━━━━━ Provided data ━━━━━
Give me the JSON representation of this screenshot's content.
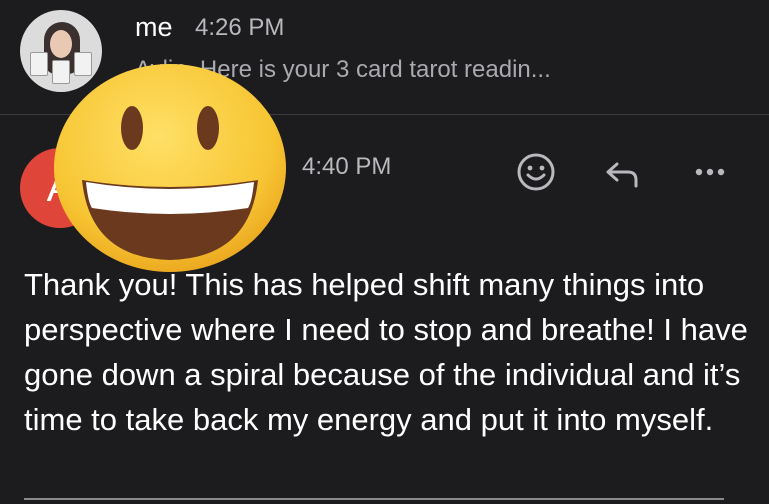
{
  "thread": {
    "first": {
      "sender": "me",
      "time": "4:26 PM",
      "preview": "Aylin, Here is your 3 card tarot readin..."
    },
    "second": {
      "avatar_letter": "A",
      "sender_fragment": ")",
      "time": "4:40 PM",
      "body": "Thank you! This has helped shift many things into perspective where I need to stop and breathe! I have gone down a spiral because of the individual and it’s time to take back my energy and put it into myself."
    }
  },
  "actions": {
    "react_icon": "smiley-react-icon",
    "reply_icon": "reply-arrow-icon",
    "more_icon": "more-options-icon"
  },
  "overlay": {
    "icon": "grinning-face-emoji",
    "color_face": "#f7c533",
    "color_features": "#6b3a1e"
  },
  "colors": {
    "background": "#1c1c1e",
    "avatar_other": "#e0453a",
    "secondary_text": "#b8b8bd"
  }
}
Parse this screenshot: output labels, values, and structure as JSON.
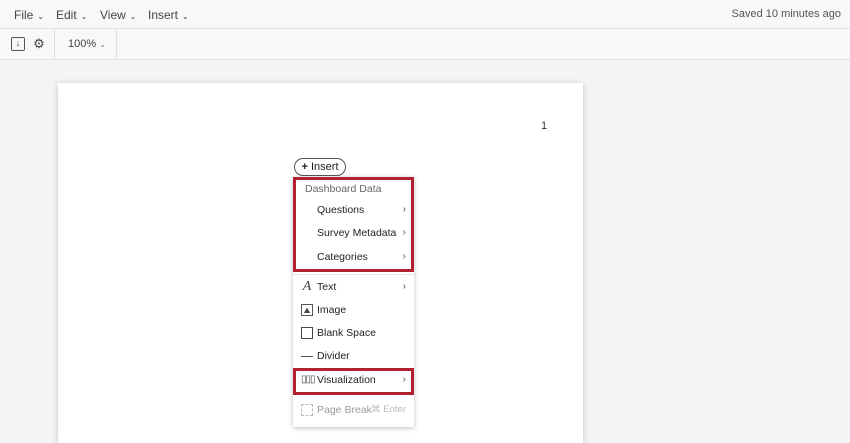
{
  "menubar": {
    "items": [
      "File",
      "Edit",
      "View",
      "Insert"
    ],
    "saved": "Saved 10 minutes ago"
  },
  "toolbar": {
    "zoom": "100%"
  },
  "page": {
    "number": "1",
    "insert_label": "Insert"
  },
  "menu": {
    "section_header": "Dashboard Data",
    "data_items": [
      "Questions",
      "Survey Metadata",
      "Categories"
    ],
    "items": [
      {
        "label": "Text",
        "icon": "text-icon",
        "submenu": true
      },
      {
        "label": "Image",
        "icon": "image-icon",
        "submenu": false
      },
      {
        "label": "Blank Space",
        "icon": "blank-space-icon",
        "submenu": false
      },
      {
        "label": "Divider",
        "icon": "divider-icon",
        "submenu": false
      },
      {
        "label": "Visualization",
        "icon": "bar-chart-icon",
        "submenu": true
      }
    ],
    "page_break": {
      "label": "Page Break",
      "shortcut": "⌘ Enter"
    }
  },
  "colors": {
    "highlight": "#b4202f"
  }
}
━━━━━
* [Goal]
Repeat all of the entries word for word, but omit the pictures.

* [Written response]
Give me the JSON representation of this screenshot's content.
{
  "thread": {
    "first": {
      "sender": "me",
      "time": "4:26 PM",
      "preview": "Aylin, Here is your 3 card tarot readin..."
    },
    "second": {
      "avatar_letter": "A",
      "sender_fragment": ")",
      "time": "4:40 PM",
      "body": "Thank you! This has helped shift many things into perspective where I need to stop and breathe! I have gone down a spiral because of the individual and it’s time to take back my energy and put it into myself."
    }
  },
  "actions": {
    "react_icon": "smiley-react-icon",
    "reply_icon": "reply-arrow-icon",
    "more_icon": "more-options-icon"
  },
  "overlay": {
    "icon": "grinning-face-emoji",
    "color_face": "#f7c533",
    "color_features": "#6b3a1e"
  },
  "colors": {
    "background": "#1c1c1e",
    "avatar_other": "#e0453a",
    "secondary_text": "#b8b8bd"
  }
}
Parse this screenshot: output labels, values, and structure as JSON.
{
  "menubar": {
    "items": [
      "File",
      "Edit",
      "View",
      "Insert"
    ],
    "saved": "Saved 10 minutes ago"
  },
  "toolbar": {
    "zoom": "100%"
  },
  "page": {
    "number": "1",
    "insert_label": "Insert"
  },
  "menu": {
    "section_header": "Dashboard Data",
    "data_items": [
      "Questions",
      "Survey Metadata",
      "Categories"
    ],
    "items": [
      {
        "label": "Text",
        "icon": "text-icon",
        "submenu": true
      },
      {
        "label": "Image",
        "icon": "image-icon",
        "submenu": false
      },
      {
        "label": "Blank Space",
        "icon": "blank-space-icon",
        "submenu": false
      },
      {
        "label": "Divider",
        "icon": "divider-icon",
        "submenu": false
      },
      {
        "label": "Visualization",
        "icon": "bar-chart-icon",
        "submenu": true
      }
    ],
    "page_break": {
      "label": "Page Break",
      "shortcut": "⌘ Enter"
    }
  },
  "colors": {
    "highlight": "#b4202f"
  }
}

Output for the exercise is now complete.